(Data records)
########################################

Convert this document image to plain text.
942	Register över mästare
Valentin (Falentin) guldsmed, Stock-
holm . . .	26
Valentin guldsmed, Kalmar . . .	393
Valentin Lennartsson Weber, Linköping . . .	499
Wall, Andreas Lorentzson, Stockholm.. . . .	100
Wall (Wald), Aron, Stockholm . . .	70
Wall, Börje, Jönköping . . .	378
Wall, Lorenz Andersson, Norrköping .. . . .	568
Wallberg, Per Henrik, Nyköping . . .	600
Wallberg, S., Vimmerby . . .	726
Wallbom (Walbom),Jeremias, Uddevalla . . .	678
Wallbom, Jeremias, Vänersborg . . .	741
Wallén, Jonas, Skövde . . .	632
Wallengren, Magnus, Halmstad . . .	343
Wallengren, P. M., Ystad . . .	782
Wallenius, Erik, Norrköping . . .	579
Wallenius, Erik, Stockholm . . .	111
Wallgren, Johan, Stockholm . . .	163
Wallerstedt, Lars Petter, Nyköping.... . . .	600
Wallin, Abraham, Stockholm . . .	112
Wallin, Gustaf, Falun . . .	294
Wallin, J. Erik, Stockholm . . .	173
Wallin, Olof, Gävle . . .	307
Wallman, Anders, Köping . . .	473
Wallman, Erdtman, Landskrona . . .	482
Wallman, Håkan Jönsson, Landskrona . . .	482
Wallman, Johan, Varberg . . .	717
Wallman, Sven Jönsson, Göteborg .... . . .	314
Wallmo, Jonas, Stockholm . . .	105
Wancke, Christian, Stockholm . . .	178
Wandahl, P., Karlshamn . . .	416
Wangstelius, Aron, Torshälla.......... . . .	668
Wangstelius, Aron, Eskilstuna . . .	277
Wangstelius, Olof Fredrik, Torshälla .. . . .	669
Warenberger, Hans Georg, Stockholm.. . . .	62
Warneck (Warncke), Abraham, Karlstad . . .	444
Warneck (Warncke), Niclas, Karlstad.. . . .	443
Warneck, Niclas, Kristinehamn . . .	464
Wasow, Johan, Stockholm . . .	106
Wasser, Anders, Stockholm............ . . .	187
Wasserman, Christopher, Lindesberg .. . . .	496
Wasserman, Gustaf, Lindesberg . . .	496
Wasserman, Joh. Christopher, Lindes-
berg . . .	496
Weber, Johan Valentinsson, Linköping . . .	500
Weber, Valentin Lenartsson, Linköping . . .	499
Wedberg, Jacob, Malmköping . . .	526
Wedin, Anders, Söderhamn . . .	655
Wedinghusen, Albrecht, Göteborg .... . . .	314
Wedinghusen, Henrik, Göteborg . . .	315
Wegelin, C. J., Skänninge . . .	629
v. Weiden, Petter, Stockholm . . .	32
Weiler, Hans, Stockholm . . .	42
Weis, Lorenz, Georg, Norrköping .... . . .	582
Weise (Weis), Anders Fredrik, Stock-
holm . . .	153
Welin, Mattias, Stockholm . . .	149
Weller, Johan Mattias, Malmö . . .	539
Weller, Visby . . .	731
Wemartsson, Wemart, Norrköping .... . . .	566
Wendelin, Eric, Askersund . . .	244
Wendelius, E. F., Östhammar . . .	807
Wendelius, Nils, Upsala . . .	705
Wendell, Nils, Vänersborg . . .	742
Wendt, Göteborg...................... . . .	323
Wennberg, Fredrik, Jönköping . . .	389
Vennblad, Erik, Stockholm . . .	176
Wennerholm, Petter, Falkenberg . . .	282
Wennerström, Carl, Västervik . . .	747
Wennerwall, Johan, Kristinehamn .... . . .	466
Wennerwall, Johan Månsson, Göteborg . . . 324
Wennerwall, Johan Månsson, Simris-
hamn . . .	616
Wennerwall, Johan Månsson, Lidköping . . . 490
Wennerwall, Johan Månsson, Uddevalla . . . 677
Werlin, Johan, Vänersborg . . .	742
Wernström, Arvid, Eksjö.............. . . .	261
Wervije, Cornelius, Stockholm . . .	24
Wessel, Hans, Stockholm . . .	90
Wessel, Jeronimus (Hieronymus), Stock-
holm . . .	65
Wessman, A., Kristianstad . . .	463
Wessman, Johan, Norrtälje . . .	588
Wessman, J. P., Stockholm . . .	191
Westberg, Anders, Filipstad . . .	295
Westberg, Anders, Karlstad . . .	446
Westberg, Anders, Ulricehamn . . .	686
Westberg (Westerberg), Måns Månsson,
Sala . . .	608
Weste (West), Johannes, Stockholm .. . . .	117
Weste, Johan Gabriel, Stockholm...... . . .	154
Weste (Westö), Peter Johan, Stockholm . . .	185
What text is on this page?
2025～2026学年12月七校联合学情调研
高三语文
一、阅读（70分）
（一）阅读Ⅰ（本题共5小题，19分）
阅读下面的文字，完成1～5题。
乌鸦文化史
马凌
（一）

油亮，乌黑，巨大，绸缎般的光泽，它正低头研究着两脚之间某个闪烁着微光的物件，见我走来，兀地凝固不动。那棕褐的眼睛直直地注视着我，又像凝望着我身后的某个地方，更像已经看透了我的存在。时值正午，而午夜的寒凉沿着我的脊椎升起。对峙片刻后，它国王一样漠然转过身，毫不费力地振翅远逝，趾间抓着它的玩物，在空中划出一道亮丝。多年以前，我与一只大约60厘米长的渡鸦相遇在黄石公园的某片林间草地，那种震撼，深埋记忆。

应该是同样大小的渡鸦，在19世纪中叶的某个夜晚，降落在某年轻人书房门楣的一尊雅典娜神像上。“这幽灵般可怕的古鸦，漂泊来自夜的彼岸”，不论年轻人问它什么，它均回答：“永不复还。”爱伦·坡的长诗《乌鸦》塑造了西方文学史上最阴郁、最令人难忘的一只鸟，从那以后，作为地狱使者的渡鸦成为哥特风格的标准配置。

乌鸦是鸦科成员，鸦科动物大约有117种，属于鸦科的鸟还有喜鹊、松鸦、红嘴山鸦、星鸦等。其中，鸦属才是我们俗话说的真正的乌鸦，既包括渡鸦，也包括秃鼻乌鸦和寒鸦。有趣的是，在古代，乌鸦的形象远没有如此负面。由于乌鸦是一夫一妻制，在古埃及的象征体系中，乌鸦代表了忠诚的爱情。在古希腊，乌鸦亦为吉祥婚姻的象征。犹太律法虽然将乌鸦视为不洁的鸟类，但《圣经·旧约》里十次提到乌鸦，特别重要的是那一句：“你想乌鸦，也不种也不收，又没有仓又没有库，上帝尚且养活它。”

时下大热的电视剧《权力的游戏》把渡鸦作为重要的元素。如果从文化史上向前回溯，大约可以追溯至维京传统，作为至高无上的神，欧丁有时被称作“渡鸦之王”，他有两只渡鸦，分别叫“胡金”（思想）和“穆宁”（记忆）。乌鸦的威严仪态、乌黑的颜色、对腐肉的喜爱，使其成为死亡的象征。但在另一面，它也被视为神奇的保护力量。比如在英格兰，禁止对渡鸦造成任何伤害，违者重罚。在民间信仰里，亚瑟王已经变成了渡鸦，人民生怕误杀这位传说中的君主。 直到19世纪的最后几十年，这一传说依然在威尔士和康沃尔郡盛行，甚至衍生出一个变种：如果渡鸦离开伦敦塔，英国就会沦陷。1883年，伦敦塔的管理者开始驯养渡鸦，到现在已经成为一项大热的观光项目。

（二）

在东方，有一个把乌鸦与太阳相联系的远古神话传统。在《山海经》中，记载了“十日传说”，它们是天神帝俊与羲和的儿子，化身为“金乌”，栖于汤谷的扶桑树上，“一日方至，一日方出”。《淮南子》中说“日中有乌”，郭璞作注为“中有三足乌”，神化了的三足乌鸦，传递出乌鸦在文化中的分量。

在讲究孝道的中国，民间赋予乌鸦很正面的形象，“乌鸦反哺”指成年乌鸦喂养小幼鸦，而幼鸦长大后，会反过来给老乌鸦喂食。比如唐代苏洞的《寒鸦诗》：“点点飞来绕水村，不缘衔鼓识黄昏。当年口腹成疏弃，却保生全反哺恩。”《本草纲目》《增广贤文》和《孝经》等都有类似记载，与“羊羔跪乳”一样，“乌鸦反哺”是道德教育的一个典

########################################

In the records above, find each line that holds the word "Lorenz"; copy all such lines.

- Answer for the task
Wall, Lorenz Andersson, Norrköping .. . . .	568
Weis, Lorenz, Georg, Norrköping .... . . .	582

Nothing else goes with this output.